How many lines of these entries hold the string "boom"? Answer with the number alone.

Raw records:
※ ※ ※
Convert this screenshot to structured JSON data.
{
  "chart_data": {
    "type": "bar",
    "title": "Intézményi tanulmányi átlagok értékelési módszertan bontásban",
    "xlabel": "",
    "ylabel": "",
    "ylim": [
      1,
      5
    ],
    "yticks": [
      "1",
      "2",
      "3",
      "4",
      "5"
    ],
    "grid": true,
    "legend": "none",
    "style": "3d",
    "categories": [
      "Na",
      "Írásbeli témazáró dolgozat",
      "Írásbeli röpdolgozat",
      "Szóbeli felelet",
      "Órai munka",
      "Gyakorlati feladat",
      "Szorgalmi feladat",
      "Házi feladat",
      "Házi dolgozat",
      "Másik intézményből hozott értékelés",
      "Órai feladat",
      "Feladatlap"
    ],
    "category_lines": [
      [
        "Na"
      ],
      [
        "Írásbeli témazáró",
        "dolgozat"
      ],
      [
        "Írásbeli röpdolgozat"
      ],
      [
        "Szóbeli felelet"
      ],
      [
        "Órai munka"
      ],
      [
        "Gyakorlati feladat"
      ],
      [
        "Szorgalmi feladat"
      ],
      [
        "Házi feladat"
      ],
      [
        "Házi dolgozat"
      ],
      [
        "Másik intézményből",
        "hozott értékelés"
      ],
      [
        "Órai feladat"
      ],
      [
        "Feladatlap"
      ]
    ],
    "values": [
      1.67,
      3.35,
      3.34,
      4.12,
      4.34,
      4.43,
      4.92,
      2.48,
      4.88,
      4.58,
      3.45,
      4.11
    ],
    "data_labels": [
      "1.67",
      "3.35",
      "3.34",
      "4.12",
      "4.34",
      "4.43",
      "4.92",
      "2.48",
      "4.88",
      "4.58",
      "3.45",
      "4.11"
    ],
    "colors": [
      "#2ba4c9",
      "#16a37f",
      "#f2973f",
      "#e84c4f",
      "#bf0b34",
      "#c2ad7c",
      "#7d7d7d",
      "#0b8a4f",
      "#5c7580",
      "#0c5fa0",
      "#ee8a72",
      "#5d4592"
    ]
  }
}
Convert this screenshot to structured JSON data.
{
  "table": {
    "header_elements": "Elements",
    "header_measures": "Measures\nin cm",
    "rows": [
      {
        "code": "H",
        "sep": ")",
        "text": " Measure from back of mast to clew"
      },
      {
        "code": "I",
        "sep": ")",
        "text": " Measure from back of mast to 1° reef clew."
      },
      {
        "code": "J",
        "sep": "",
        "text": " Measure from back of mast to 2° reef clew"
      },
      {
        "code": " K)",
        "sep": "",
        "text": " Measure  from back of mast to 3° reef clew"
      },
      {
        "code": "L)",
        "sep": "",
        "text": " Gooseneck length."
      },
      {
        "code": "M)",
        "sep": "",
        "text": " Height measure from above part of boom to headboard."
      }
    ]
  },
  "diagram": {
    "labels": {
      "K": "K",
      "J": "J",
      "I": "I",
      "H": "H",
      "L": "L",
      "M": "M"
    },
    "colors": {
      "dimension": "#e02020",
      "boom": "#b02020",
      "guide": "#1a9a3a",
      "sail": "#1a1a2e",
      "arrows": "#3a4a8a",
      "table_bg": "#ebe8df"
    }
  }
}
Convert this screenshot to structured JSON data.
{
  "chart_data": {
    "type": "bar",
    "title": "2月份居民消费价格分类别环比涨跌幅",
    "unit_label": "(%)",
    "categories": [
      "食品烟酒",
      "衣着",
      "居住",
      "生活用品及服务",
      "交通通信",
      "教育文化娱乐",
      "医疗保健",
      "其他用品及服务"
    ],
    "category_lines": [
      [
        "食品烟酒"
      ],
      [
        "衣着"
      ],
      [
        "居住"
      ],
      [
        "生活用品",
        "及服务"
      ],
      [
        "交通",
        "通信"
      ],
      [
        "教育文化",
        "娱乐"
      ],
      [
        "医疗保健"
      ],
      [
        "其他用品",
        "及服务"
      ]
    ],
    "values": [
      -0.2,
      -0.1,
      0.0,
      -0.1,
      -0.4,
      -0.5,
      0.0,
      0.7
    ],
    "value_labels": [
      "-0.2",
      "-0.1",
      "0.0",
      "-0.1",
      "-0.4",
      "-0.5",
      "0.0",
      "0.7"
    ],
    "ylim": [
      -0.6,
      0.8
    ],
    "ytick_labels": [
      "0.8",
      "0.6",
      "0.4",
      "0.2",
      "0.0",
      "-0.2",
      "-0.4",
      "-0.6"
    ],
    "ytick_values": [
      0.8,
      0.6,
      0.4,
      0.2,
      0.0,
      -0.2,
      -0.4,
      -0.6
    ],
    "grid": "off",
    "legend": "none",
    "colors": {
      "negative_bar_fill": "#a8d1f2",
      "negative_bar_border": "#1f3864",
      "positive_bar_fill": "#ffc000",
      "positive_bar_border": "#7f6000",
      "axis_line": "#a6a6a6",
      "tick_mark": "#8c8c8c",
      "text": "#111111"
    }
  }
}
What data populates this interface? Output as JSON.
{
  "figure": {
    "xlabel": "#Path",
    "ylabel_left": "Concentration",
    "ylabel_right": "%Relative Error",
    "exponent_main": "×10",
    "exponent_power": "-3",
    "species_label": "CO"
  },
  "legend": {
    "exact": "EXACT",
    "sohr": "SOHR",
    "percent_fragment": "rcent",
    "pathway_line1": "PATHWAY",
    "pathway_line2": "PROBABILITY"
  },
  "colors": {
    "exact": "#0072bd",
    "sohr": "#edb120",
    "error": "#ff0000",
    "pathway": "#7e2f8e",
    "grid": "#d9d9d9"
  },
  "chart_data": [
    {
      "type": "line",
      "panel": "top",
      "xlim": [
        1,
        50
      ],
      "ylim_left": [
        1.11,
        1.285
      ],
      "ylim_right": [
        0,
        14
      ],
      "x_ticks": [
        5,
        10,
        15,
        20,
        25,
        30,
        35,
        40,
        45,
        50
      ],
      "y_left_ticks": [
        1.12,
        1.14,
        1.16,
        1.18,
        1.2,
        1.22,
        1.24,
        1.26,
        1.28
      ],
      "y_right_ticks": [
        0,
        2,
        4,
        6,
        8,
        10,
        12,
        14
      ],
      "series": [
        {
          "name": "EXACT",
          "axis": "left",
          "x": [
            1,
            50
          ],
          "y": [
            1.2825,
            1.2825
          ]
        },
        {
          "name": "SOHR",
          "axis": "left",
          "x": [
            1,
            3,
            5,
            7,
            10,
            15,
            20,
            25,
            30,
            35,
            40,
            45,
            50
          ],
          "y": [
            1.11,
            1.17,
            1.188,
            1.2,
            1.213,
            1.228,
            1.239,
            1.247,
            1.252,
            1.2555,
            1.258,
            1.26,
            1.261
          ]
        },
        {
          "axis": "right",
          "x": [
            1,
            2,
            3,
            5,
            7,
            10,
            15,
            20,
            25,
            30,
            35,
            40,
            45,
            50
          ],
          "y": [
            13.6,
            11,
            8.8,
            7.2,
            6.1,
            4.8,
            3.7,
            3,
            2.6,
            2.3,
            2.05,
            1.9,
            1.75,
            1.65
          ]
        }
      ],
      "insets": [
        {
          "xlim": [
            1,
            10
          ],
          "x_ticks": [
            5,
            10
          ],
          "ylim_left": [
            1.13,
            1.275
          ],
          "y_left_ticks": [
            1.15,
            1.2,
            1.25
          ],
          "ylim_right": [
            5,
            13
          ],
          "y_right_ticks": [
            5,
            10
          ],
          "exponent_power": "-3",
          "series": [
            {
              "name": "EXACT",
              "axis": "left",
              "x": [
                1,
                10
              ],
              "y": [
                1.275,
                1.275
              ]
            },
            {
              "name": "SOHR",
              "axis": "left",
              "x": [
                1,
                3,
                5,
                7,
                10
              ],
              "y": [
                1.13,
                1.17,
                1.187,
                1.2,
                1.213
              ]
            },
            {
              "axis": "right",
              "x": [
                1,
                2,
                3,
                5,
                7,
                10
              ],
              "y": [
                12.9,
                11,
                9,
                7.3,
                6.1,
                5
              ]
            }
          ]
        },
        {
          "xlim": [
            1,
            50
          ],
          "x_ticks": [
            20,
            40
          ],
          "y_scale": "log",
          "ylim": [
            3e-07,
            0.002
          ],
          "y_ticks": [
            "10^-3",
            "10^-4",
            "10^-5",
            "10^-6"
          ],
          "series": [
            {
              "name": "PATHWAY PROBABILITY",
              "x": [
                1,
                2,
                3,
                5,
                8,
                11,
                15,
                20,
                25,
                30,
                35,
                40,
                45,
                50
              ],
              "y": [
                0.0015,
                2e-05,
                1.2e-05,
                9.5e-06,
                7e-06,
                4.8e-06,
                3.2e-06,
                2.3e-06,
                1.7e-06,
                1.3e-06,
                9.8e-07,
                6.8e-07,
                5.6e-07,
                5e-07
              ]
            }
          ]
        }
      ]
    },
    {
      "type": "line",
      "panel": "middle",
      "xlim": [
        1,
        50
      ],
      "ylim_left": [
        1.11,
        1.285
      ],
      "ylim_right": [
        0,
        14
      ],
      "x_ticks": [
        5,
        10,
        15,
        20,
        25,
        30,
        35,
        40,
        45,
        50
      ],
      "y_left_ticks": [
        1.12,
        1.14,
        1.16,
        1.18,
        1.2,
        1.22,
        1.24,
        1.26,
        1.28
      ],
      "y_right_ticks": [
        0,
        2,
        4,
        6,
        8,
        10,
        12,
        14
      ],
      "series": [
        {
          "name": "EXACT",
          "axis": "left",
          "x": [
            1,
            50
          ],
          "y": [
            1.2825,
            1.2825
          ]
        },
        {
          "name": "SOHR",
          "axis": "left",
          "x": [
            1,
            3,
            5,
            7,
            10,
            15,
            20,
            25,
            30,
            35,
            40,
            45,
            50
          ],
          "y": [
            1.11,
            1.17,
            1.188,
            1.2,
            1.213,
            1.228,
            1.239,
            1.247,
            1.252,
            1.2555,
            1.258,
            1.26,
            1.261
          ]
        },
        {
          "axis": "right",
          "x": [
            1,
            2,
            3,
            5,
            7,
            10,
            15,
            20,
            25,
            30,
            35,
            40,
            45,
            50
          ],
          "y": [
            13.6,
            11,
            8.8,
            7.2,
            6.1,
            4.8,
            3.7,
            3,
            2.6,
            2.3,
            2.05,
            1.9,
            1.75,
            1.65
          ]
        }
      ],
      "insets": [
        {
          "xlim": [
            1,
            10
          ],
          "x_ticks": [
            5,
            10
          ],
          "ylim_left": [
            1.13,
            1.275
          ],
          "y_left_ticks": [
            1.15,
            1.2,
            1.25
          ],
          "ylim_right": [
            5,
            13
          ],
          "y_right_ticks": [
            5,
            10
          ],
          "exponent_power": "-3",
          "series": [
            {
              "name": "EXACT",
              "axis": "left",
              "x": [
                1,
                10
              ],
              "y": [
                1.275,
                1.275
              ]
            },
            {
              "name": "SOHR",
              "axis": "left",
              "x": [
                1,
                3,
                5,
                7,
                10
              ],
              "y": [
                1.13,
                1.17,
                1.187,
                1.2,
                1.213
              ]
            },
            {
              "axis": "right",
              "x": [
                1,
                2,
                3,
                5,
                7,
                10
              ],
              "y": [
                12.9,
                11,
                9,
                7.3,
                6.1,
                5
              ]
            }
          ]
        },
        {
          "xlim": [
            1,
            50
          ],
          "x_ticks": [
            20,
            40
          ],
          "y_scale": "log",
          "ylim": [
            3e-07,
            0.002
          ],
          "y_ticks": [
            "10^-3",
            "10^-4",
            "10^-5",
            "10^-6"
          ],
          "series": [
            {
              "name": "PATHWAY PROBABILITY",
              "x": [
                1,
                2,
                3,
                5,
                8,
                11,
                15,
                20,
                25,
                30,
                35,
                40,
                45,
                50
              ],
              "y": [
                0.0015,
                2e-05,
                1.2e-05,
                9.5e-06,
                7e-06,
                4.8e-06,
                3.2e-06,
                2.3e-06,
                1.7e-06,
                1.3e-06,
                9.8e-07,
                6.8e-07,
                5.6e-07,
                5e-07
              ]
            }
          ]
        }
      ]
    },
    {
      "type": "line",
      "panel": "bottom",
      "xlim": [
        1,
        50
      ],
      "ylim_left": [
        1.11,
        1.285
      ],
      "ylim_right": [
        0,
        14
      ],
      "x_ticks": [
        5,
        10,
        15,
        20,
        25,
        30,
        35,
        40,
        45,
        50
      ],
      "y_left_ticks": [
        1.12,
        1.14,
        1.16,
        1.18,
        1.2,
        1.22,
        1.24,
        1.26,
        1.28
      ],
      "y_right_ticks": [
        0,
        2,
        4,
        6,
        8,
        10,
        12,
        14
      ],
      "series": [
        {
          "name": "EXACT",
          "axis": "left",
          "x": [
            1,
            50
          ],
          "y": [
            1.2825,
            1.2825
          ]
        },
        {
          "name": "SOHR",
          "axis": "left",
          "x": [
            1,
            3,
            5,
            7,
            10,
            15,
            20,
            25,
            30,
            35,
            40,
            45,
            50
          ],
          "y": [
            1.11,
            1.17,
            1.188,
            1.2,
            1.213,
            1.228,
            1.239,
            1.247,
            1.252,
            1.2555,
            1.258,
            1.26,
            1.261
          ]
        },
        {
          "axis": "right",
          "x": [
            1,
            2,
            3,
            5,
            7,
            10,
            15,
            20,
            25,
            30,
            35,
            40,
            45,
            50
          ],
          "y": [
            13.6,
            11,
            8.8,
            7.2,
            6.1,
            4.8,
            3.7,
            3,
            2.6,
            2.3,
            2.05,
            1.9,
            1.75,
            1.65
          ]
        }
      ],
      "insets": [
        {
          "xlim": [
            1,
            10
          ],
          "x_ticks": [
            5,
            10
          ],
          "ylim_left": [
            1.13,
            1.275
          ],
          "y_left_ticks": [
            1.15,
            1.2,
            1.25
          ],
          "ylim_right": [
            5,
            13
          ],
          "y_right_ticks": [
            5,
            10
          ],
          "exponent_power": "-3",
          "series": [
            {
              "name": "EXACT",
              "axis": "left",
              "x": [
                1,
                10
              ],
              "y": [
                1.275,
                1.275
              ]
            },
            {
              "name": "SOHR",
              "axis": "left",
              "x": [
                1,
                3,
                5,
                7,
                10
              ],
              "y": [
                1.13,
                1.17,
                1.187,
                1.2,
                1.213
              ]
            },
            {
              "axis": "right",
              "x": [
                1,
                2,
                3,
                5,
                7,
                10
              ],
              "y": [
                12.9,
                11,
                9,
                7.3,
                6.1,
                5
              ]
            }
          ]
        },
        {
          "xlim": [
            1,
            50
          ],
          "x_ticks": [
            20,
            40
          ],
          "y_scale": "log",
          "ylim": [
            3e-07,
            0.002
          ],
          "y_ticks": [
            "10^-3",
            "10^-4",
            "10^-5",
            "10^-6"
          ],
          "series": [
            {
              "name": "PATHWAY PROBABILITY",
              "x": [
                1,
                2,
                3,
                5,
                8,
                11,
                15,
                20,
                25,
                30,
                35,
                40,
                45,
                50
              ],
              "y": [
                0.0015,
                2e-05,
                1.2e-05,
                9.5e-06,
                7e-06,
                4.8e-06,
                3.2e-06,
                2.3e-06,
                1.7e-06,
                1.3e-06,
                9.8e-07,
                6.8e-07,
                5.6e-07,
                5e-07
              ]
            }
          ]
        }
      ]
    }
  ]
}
※ ※ ※
Solution for this problem:
2